What the task asks
In the listing below, locate the lines that hold the string "intra". Copy those lines.

++++ Provided data ++++

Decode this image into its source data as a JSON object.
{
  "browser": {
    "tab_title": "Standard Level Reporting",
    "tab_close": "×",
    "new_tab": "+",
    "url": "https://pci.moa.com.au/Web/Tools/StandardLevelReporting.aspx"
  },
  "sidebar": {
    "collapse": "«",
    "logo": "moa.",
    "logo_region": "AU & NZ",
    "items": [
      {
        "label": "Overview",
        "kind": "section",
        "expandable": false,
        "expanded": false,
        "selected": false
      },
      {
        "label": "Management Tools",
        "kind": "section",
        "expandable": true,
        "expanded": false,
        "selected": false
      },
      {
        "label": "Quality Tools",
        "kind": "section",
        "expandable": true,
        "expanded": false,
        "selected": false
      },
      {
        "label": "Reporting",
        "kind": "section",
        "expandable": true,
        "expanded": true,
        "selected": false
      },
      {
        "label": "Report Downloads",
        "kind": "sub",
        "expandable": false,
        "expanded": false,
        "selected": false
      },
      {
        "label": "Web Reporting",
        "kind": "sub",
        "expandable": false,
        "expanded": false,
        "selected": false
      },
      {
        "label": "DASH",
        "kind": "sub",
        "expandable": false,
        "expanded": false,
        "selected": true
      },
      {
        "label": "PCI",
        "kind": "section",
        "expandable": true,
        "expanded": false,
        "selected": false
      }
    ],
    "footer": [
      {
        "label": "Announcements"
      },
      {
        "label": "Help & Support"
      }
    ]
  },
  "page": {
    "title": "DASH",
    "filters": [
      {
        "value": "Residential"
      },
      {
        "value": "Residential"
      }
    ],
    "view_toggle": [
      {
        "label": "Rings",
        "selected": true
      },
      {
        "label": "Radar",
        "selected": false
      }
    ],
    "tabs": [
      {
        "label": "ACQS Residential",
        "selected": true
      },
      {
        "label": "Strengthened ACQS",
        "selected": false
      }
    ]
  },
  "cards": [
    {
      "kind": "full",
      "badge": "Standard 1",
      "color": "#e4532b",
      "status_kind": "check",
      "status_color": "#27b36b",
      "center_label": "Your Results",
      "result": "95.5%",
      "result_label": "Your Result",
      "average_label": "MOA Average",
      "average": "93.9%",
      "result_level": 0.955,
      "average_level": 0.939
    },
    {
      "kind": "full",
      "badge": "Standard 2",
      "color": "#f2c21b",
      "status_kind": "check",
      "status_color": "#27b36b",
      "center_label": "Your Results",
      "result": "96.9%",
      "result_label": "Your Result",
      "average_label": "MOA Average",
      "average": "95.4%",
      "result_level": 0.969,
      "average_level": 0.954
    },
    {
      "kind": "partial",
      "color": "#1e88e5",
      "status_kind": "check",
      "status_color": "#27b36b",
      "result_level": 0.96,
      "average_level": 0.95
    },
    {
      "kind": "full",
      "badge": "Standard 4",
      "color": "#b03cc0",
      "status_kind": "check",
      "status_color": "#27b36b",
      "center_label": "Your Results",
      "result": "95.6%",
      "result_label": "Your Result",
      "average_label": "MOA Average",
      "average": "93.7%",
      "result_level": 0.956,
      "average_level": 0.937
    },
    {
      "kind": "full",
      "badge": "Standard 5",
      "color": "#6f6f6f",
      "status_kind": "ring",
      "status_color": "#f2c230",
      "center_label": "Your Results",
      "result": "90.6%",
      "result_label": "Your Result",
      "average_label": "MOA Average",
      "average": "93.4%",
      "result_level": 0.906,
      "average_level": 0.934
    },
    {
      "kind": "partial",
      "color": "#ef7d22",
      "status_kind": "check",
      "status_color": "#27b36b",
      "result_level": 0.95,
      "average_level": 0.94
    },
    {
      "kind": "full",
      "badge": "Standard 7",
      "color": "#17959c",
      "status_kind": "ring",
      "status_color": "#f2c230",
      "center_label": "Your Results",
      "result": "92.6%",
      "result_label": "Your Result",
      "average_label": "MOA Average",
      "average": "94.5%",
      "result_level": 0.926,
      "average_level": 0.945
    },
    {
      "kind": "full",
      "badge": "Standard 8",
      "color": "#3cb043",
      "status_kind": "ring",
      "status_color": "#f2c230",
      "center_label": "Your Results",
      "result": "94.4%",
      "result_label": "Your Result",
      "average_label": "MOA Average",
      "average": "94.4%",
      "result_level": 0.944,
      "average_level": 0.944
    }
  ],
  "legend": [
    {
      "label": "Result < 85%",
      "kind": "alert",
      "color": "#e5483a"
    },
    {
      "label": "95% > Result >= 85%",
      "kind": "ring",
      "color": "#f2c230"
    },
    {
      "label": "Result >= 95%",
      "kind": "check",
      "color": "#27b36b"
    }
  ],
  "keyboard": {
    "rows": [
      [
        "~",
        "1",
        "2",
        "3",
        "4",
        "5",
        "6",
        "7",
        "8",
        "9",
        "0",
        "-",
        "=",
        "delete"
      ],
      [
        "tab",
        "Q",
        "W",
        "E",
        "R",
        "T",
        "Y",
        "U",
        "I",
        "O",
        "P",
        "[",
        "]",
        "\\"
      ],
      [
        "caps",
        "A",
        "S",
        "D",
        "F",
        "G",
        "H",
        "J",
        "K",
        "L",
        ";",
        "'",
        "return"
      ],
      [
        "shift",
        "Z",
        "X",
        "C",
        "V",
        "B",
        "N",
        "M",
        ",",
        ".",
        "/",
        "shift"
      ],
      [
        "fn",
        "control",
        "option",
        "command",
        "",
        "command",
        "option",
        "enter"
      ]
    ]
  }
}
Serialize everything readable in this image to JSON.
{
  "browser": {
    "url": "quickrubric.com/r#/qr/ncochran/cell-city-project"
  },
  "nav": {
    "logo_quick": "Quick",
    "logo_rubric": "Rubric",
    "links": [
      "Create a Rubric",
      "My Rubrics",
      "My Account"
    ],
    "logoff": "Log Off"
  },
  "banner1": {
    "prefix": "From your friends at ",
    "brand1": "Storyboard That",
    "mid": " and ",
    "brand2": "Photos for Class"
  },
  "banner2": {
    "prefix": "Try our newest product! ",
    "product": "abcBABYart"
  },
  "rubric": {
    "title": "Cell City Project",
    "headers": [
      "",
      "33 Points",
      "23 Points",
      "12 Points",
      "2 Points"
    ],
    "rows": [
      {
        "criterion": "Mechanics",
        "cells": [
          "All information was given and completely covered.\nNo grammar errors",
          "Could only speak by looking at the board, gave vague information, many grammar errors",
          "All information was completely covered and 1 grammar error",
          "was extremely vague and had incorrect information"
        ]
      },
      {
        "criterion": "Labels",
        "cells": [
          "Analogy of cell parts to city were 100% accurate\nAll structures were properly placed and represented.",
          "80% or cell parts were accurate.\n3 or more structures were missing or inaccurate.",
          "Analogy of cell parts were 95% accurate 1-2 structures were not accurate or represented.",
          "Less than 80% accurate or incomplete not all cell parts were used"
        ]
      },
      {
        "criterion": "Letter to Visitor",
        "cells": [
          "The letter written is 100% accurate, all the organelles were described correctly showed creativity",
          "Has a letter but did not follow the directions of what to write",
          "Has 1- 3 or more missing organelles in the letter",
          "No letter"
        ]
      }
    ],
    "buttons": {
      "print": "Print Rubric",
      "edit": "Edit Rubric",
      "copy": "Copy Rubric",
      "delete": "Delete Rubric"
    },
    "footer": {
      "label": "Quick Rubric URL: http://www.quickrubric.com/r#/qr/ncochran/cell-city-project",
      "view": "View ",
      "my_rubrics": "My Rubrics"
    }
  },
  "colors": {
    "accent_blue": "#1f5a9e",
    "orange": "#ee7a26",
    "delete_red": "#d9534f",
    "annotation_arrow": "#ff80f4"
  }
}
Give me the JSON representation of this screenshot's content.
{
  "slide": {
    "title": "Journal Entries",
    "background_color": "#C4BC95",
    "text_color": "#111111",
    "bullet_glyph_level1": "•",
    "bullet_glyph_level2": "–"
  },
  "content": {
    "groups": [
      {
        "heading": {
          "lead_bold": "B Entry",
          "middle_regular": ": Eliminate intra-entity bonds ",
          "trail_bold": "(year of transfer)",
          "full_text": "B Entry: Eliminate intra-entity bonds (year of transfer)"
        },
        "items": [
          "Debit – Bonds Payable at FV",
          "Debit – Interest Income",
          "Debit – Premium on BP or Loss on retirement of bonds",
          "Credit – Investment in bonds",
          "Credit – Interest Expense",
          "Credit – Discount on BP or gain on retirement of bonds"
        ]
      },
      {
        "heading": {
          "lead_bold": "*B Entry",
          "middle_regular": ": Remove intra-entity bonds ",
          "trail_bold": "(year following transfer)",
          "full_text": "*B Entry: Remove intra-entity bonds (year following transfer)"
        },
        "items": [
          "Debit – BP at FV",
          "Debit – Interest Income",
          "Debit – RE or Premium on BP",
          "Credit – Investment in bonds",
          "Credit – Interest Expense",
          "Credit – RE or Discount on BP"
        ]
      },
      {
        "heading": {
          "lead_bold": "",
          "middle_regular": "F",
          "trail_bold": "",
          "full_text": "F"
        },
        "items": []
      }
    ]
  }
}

++++

Solution for this problem
          "middle_regular": ": Eliminate intra-entity bonds ",
          "full_text": "B Entry: Eliminate intra-entity bonds (year of transfer)"
          "middle_regular": ": Remove intra-entity bonds ",
          "full_text": "*B Entry: Remove intra-entity bonds (year following transfer)"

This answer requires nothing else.